▶ [DATA IN THIS EXERCISE]:
########################################
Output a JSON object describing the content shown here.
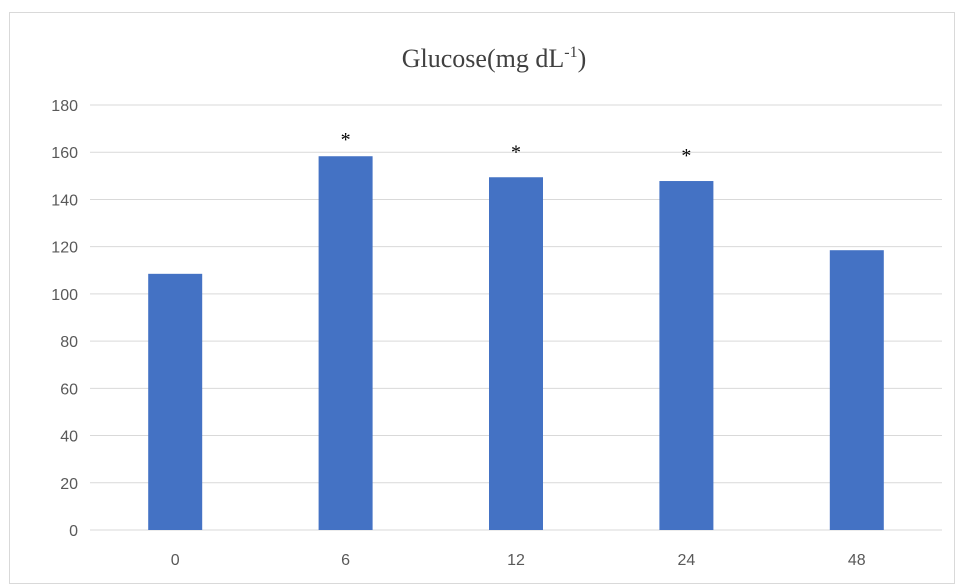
{
  "chart_data": {
    "type": "bar",
    "title": "Glucose(mg dL",
    "title_superscript": "-1",
    "title_suffix": ")",
    "categories": [
      "0",
      "6",
      "12",
      "24",
      "48"
    ],
    "values": [
      108.5,
      158.3,
      149.4,
      147.8,
      118.5
    ],
    "significance_markers": [
      "",
      "*",
      "*",
      "*",
      ""
    ],
    "ylim": [
      0,
      180
    ],
    "yticks": [
      "0",
      "20",
      "40",
      "60",
      "80",
      "100",
      "120",
      "140",
      "160",
      "180"
    ],
    "grid": true,
    "legend": "none",
    "bar_color": "#4472c4"
  }
}
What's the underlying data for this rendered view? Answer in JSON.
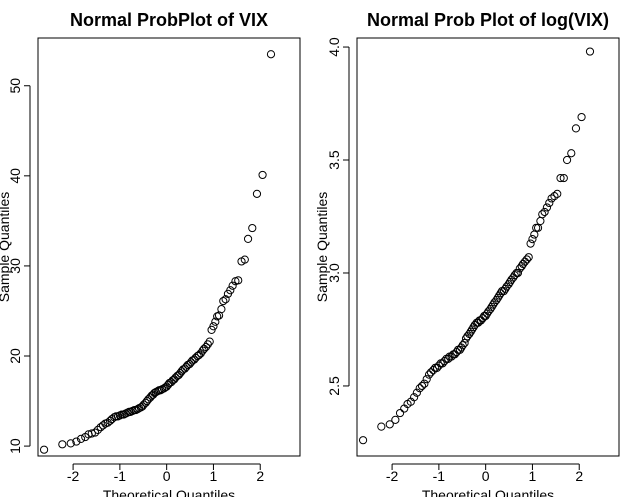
########################################
Leave the pictures out and print the records above exactly as they stand.

Output a JSON object describing the content shown here.
{
  "chart_data": {
    "type": "bar",
    "title": "Glucose(mg dL",
    "title_superscript": "-1",
    "title_suffix": ")",
    "categories": [
      "0",
      "6",
      "12",
      "24",
      "48"
    ],
    "values": [
      108.5,
      158.3,
      149.4,
      147.8,
      118.5
    ],
    "significance_markers": [
      "",
      "*",
      "*",
      "*",
      ""
    ],
    "ylim": [
      0,
      180
    ],
    "yticks": [
      "0",
      "20",
      "40",
      "60",
      "80",
      "100",
      "120",
      "140",
      "160",
      "180"
    ],
    "grid": true,
    "legend": "none",
    "bar_color": "#4472c4"
  }
}
What's the underlying data for this rendered view? Answer in JSON.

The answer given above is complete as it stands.